[Excerpt from a dataset]
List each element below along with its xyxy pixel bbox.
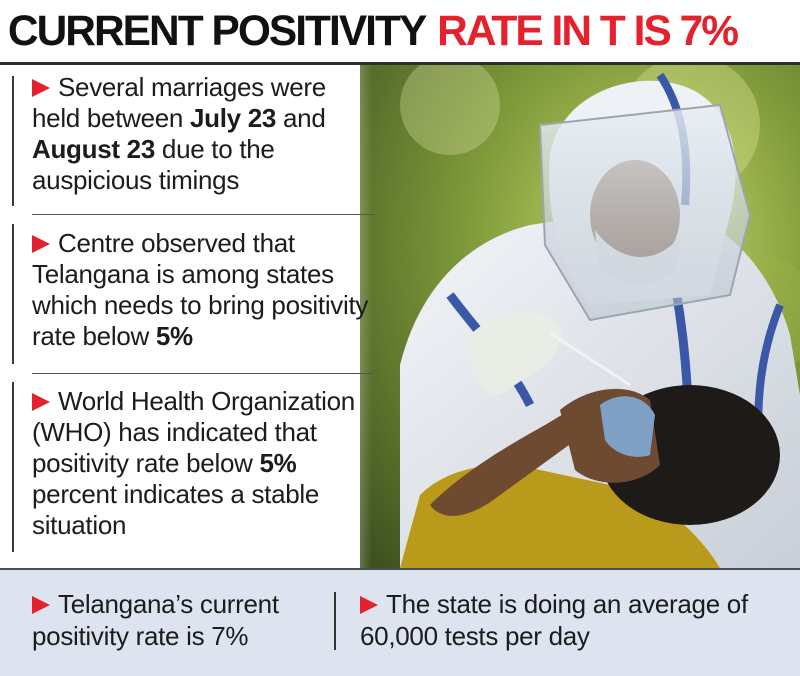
red-arrow-icon [32, 393, 50, 411]
red-arrow-icon [32, 596, 50, 614]
headline-red-part: RATE IN T IS 7% [437, 6, 739, 55]
bottom-item-current-rate: Telangana’s current positivity rate is 7… [32, 588, 322, 652]
bottom-divider [334, 592, 336, 650]
bullet-item-centre: Centre observed that Telangana is among … [32, 228, 377, 352]
frame-line [12, 76, 14, 206]
bullet-text: and [276, 103, 326, 133]
health-worker-swab-photo [360, 65, 800, 568]
bullet-item-marriages: Several marriages were held between July… [32, 72, 377, 196]
bullet-bold-value: 5% [259, 448, 297, 478]
bullet-text: percent indicates a stable situation [32, 479, 320, 540]
headline: CURRENT POSITIVITY RATE IN T IS 7% [0, 0, 790, 62]
frame-line [12, 224, 14, 364]
bullet-text: due to the auspicious timings [32, 134, 275, 195]
bullet-panel [0, 65, 372, 568]
bullet-text: Centre observed that Telangana is among … [32, 228, 369, 351]
photo-illustration [360, 65, 800, 568]
bullet-bold-date: July 23 [190, 103, 277, 133]
header-rule [0, 62, 800, 65]
headline-black-part: CURRENT POSITIVITY [7, 6, 427, 55]
bullet-bold-value: 5% [155, 321, 193, 351]
bottom-text: The state is doing an average of 60,000 … [360, 589, 748, 651]
divider [32, 373, 374, 374]
red-arrow-icon [32, 79, 50, 97]
red-arrow-icon [32, 235, 50, 253]
red-arrow-icon [360, 596, 378, 614]
bullet-text: World Health Organization (WHO) has indi… [32, 386, 355, 478]
bullet-item-who: World Health Organization (WHO) has indi… [32, 386, 377, 541]
bullet-bold-date: August 23 [32, 134, 155, 164]
frame-line [12, 382, 14, 552]
bottom-item-tests-per-day: The state is doing an average of 60,000 … [360, 588, 790, 652]
bottom-summary-band: Telangana’s current positivity rate is 7… [0, 568, 800, 676]
bottom-text: Telangana’s current positivity rate is 7… [32, 589, 279, 651]
bullet-text: Several marriages were held between [32, 72, 326, 133]
divider [32, 214, 374, 215]
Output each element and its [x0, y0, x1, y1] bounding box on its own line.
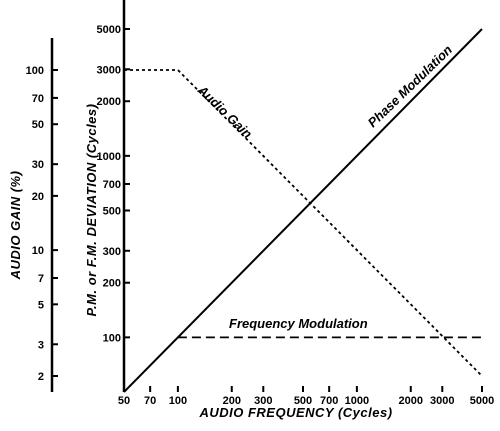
x-tick-label-5000: 5000	[470, 395, 494, 407]
gain-tick-label-20: 20	[32, 191, 44, 203]
ticks-group: 50 70 100 200 300 500 700 1000 2000 3000 5000 100 20…	[26, 24, 495, 407]
x-tick-label-100: 100	[169, 395, 187, 407]
deviation-tick-label-2000: 2000	[97, 96, 121, 108]
gain-axis-title: AUDIO GAIN (%)	[8, 171, 23, 281]
x-tick-label-70: 70	[144, 395, 156, 407]
deviation-tick-label-300: 300	[103, 246, 121, 258]
x-tick-label-3000: 3000	[430, 395, 454, 407]
gain-tick-label-70: 70	[32, 93, 44, 105]
deviation-tick-label-700: 700	[103, 179, 121, 191]
deviation-tick-label-1000: 1000	[97, 151, 121, 163]
audio-gain-label: Audio Gain	[194, 82, 255, 142]
series-line-phase-modulation	[123, 28, 483, 393]
gain-tick-label-3: 3	[38, 339, 44, 351]
x-tick-label-2000: 2000	[399, 395, 423, 407]
x-tick-label-1000: 1000	[345, 395, 369, 407]
x-axis-title: AUDIO FREQUENCY (Cycles)	[198, 405, 392, 420]
gain-tick-label-5: 5	[38, 299, 44, 311]
phase-modulation-label: Phase Modulation	[365, 42, 455, 130]
frequency-modulation-label: Frequency Modulation	[229, 316, 368, 331]
deviation-tick-label-3000: 3000	[97, 64, 121, 76]
deviation-tick-label-500: 500	[103, 206, 121, 218]
gain-tick-label-100: 100	[26, 65, 44, 77]
series-group	[123, 28, 483, 393]
gain-tick-label-50: 50	[32, 119, 44, 131]
deviation-axis-title: P.M. or F.M. DEVIATION (Cycles)	[84, 104, 99, 317]
deviation-tick-label-200: 200	[103, 278, 121, 290]
x-tick-label-300: 300	[254, 395, 272, 407]
deviation-tick-label-5000: 5000	[97, 24, 121, 36]
x-tick-label-50: 50	[118, 395, 130, 407]
x-tick-label-200: 200	[223, 395, 241, 407]
gain-tick-label-10: 10	[32, 245, 44, 257]
labels-group: AUDIO GAIN (%) P.M. or F.M. DEVIATION (C…	[8, 42, 455, 420]
gain-tick-label-7: 7	[38, 273, 44, 285]
x-tick-label-500: 500	[294, 395, 312, 407]
gain-tick-label-2: 2	[38, 371, 44, 383]
deviation-tick-label-100: 100	[103, 332, 121, 344]
x-tick-label-700: 700	[320, 395, 338, 407]
gain-tick-label-30: 30	[32, 159, 44, 171]
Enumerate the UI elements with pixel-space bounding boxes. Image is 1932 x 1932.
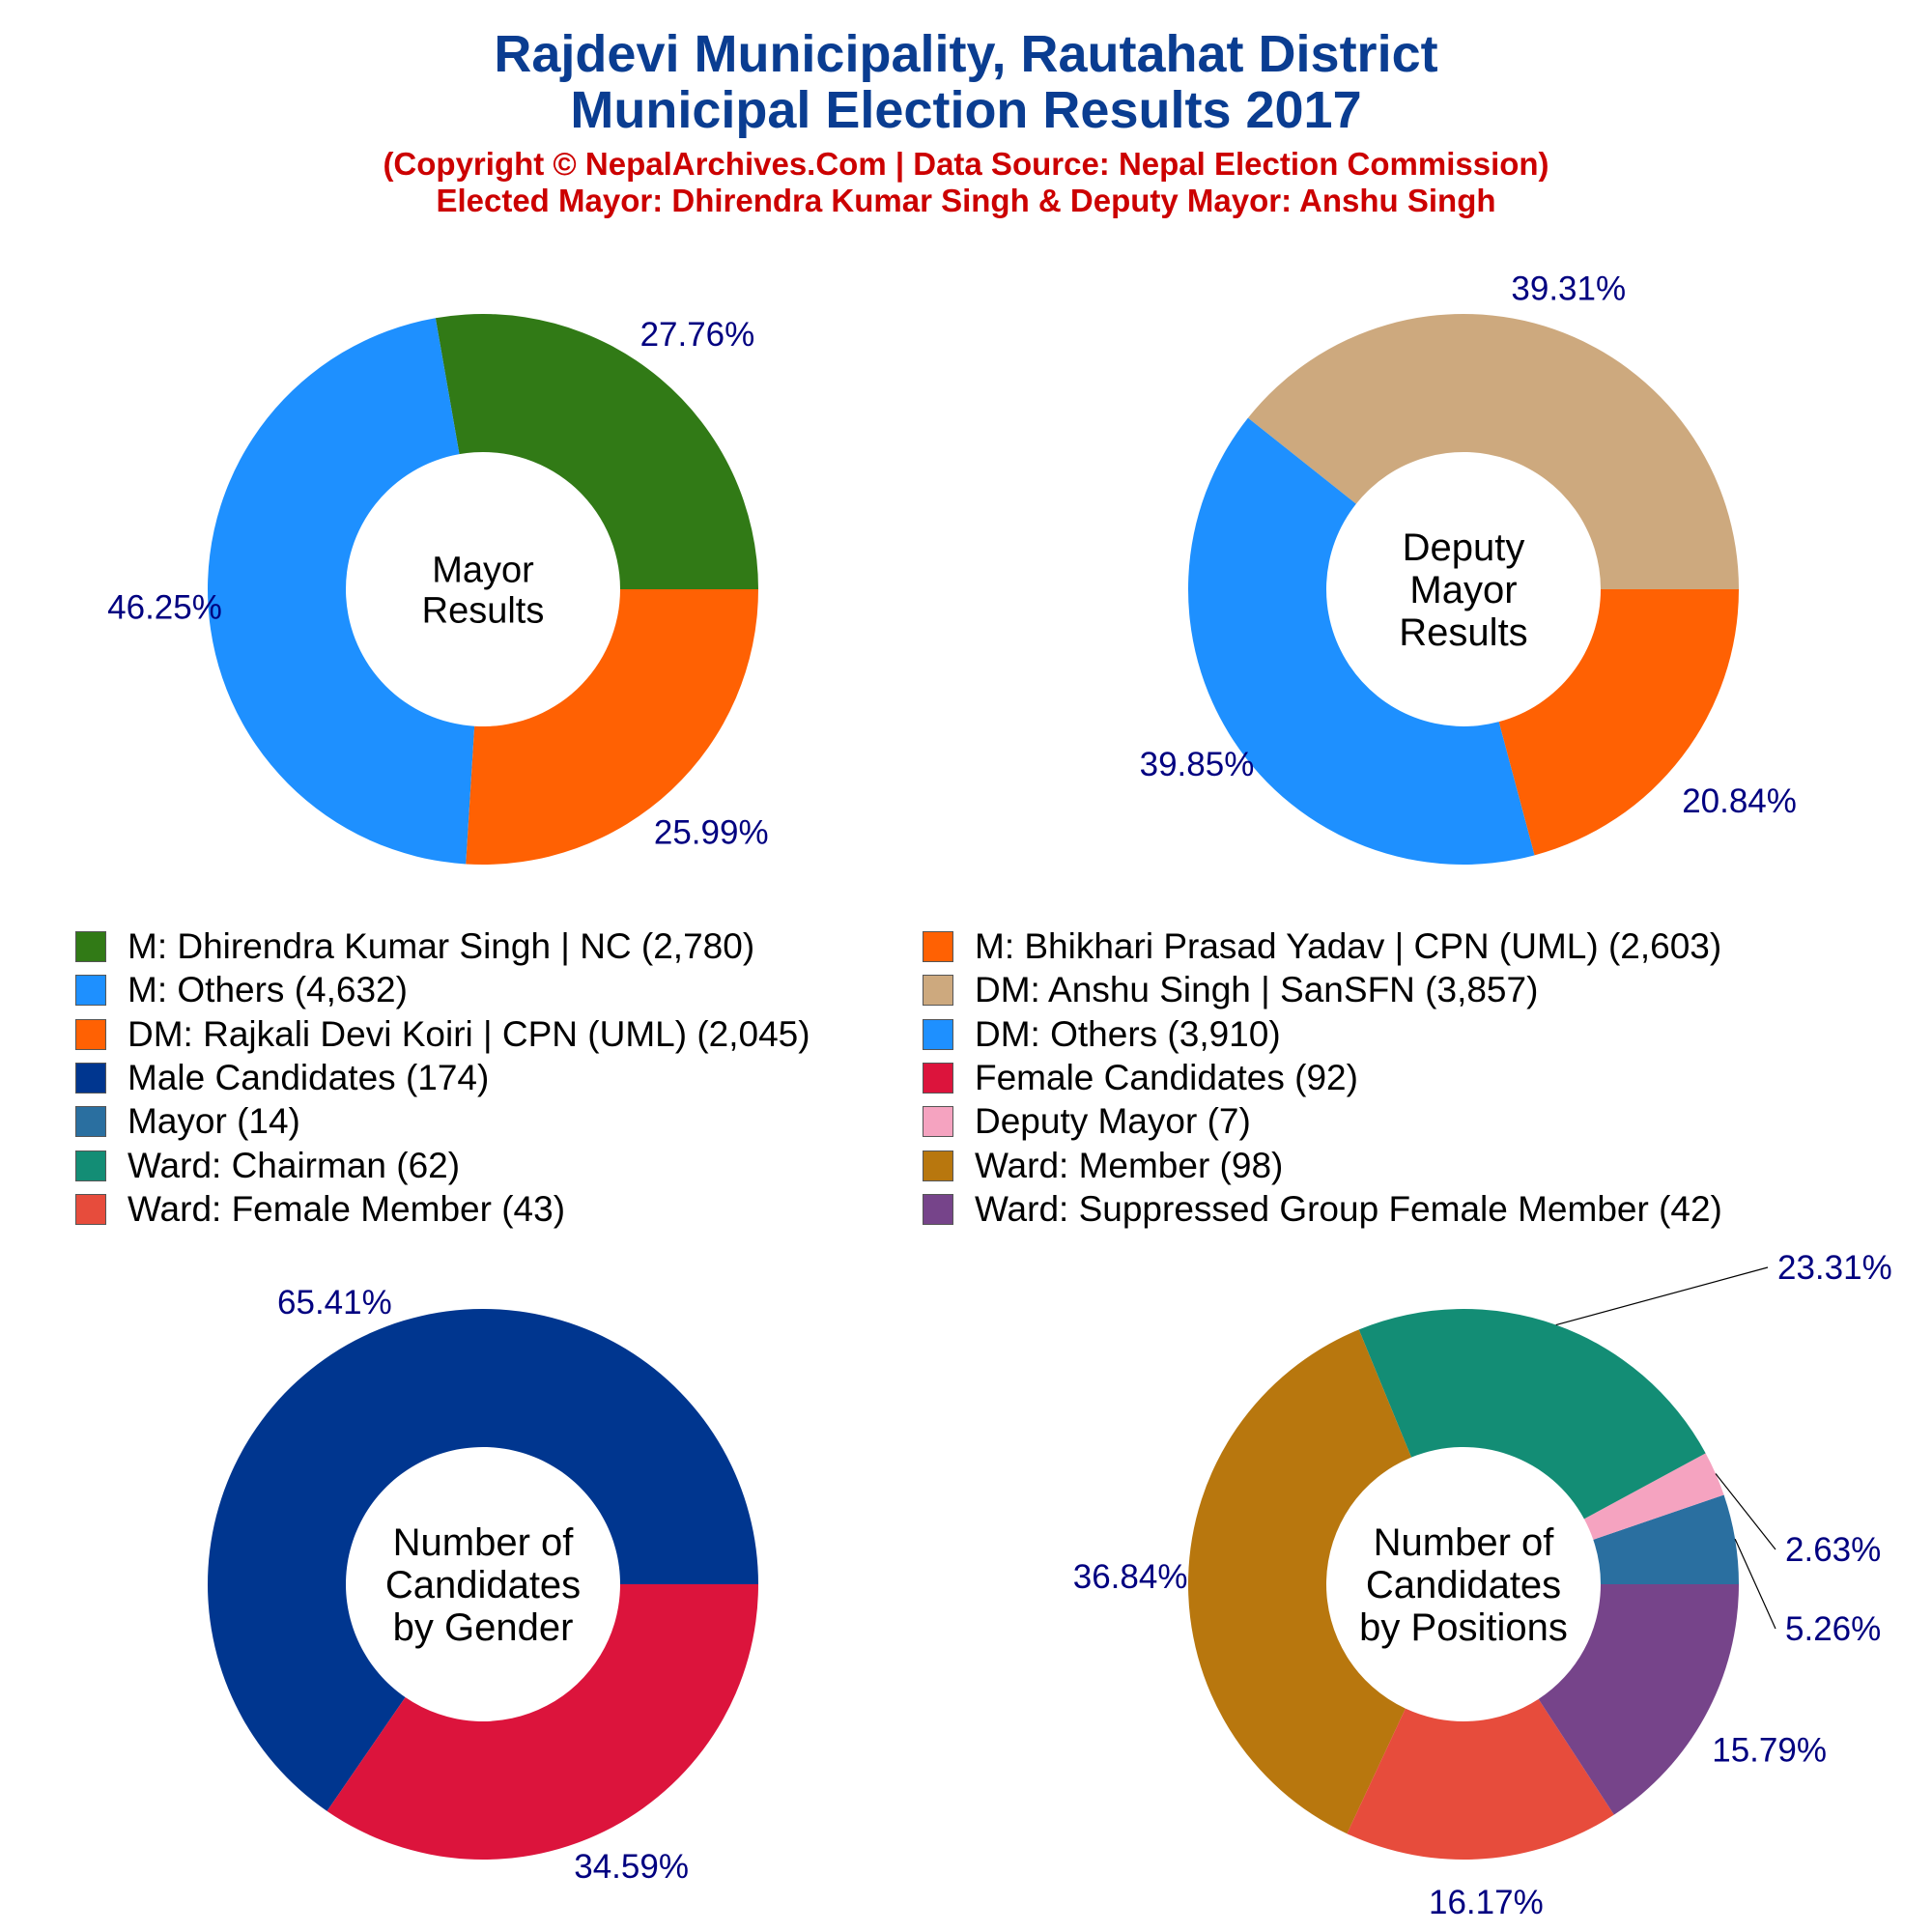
percent-label: 46.25%: [107, 588, 222, 626]
legend-swatch: [75, 975, 106, 1007]
donut-slice: [466, 589, 758, 865]
legend-item: M: Bhikhari Prasad Yadav | CPN (UML) (2,…: [923, 925, 1721, 968]
legend-label: Ward: Member (98): [975, 1145, 1284, 1185]
legend-item: Ward: Member (98): [923, 1145, 1283, 1187]
percent-label: 39.31%: [1511, 270, 1626, 307]
legend-label: DM: Rajkali Devi Koiri | CPN (UML) (2,04…: [128, 1013, 810, 1054]
donut-center-label: Mayor: [432, 550, 534, 590]
legend-label: Female Candidates (92): [975, 1057, 1358, 1097]
legend-swatch: [923, 975, 953, 1007]
elected-officials-line: Elected Mayor: Dhirendra Kumar Singh & D…: [436, 183, 1496, 218]
donut-slice: [327, 1584, 758, 1861]
legend-swatch: [75, 1018, 106, 1050]
legend-item: Male Candidates (174): [75, 1057, 489, 1099]
legend-label: DM: Others (3,910): [975, 1013, 1281, 1054]
donut-slice: [1247, 314, 1739, 589]
legend-swatch: [923, 931, 953, 962]
legend-swatch: [923, 1150, 953, 1181]
legend-item: Deputy Mayor (7): [923, 1100, 1251, 1143]
percent-label: 15.79%: [1712, 1731, 1827, 1769]
percent-label: 2.63%: [1785, 1531, 1881, 1569]
legend-item: DM: Rajkali Devi Koiri | CPN (UML) (2,04…: [75, 1013, 810, 1056]
donut-center-label: by Gender: [393, 1606, 574, 1649]
legend-item: M: Dhirendra Kumar Singh | NC (2,780): [75, 925, 754, 968]
legend-swatch: [75, 1150, 106, 1181]
percent-label: 36.84%: [1073, 1558, 1188, 1596]
donut-slice: [208, 318, 475, 865]
legend-label: M: Others (4,632): [128, 970, 408, 1010]
percent-label: 5.26%: [1785, 1610, 1881, 1648]
legend-item: M: Others (4,632): [75, 969, 408, 1011]
leader-line: [1715, 1473, 1776, 1550]
legend-swatch: [75, 1106, 106, 1138]
legend-item: Mayor (14): [75, 1100, 300, 1143]
donut-slice: [1358, 1309, 1706, 1520]
donut-slice: [1583, 1453, 1724, 1540]
percent-label: 23.31%: [1777, 1249, 1892, 1287]
legend-label: M: Bhikhari Prasad Yadav | CPN (UML) (2,…: [975, 926, 1722, 966]
donut-slice: [207, 1309, 759, 1811]
donut-slice: [1188, 1329, 1412, 1834]
percent-label: 34.59%: [574, 1848, 689, 1886]
percent-label: 20.84%: [1682, 782, 1797, 820]
legend-swatch: [923, 1062, 953, 1094]
percent-label: 65.41%: [277, 1284, 392, 1321]
legend-label: Ward: Chairman (62): [128, 1145, 461, 1185]
legend-label: DM: Anshu Singh | SanSFN (3,857): [975, 970, 1539, 1010]
legend-label: Ward: Female Member (43): [128, 1188, 566, 1229]
legend-swatch: [923, 1106, 953, 1138]
donut-slice: [1538, 1584, 1739, 1815]
donut-center-label: Results: [1399, 611, 1527, 654]
legend-item: Ward: Chairman (62): [75, 1145, 460, 1187]
donut-center-label: by Positions: [1359, 1606, 1568, 1649]
legend-item: Ward: Suppressed Group Female Member (42…: [923, 1188, 1722, 1231]
donut-slice: [1593, 1494, 1740, 1584]
chart-title-line1: Rajdevi Municipality, Rautahat District: [494, 25, 1438, 83]
percent-label: 16.17%: [1429, 1884, 1544, 1921]
percent-label: 39.85%: [1140, 746, 1255, 783]
donut-center-label: Number of: [1374, 1521, 1555, 1564]
donut-center-label: Candidates: [385, 1564, 581, 1606]
legend-item: DM: Anshu Singh | SanSFN (3,857): [923, 969, 1538, 1011]
legend-label: Mayor (14): [128, 1101, 300, 1142]
legend-item: DM: Others (3,910): [923, 1013, 1281, 1056]
donut-center-label: Results: [422, 590, 545, 631]
legend-swatch: [75, 1062, 106, 1094]
leader-line: [1734, 1538, 1776, 1630]
donut-slice: [1498, 589, 1739, 856]
donut-center-label: Deputy: [1403, 526, 1525, 569]
donut-slice: [1188, 417, 1535, 865]
legend-label: Deputy Mayor (7): [975, 1101, 1251, 1142]
legend-label: M: Dhirendra Kumar Singh | NC (2,780): [128, 926, 755, 966]
legend-swatch: [75, 931, 106, 962]
donut-center-label: Candidates: [1366, 1564, 1561, 1606]
percent-label: 25.99%: [654, 813, 769, 851]
legend-item: Female Candidates (92): [923, 1057, 1358, 1099]
leader-line: [1555, 1266, 1769, 1326]
legend-swatch: [75, 1193, 106, 1225]
donut-center-label: Number of: [393, 1521, 575, 1564]
donut-slice: [1347, 1698, 1614, 1860]
donut-slice: [435, 313, 758, 589]
percent-label: 27.76%: [640, 316, 755, 354]
copyright-source-line: (Copyright © NepalArchives.Com | Data So…: [383, 146, 1549, 182]
legend-label: Male Candidates (174): [128, 1057, 490, 1097]
legend-swatch: [923, 1018, 953, 1050]
donut-center-label: Mayor: [1409, 569, 1517, 611]
legend-swatch: [923, 1193, 953, 1225]
legend-item: Ward: Female Member (43): [75, 1188, 565, 1231]
chart-title-line2: Municipal Election Results 2017: [570, 81, 1362, 139]
legend-label: Ward: Suppressed Group Female Member (42…: [975, 1188, 1722, 1229]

*TASK OBJECTIVE*.
Reproduce the lines of the data above without any changes, from the line with "red-arrow-icon [32, 393, 50, 411]" to the line with "bullet-bold-value: 5% [155, 321, 193, 351]", including both of those lines.

*TASK ANSWER*.
red-arrow-icon [32, 393, 50, 411]
red-arrow-icon [32, 596, 50, 614]
headline-red-part: RATE IN T IS 7% [437, 6, 739, 55]
bottom-item-current-rate: Telangana’s current positivity rate is 7… [32, 588, 322, 652]
bottom-divider [334, 592, 336, 650]
bullet-item-centre: Centre observed that Telangana is among … [32, 228, 377, 352]
frame-line [12, 76, 14, 206]
bullet-text: and [276, 103, 326, 133]
health-worker-swab-photo [360, 65, 800, 568]
bullet-item-marriages: Several marriages were held between July… [32, 72, 377, 196]
bullet-bold-value: 5% [259, 448, 297, 478]
bullet-text: percent indicates a stable situation [32, 479, 320, 540]
headline: CURRENT POSITIVITY RATE IN T IS 7% [0, 0, 790, 62]
frame-line [12, 224, 14, 364]
bullet-text: due to the auspicious timings [32, 134, 275, 195]
bullet-panel [0, 65, 372, 568]
bullet-text: Centre observed that Telangana is among … [32, 228, 369, 351]
photo-illustration [360, 65, 800, 568]
bullet-bold-date: July 23 [190, 103, 277, 133]
header-rule [0, 62, 800, 65]
headline-black-part: CURRENT POSITIVITY [7, 6, 427, 55]
bullet-bold-value: 5% [155, 321, 193, 351]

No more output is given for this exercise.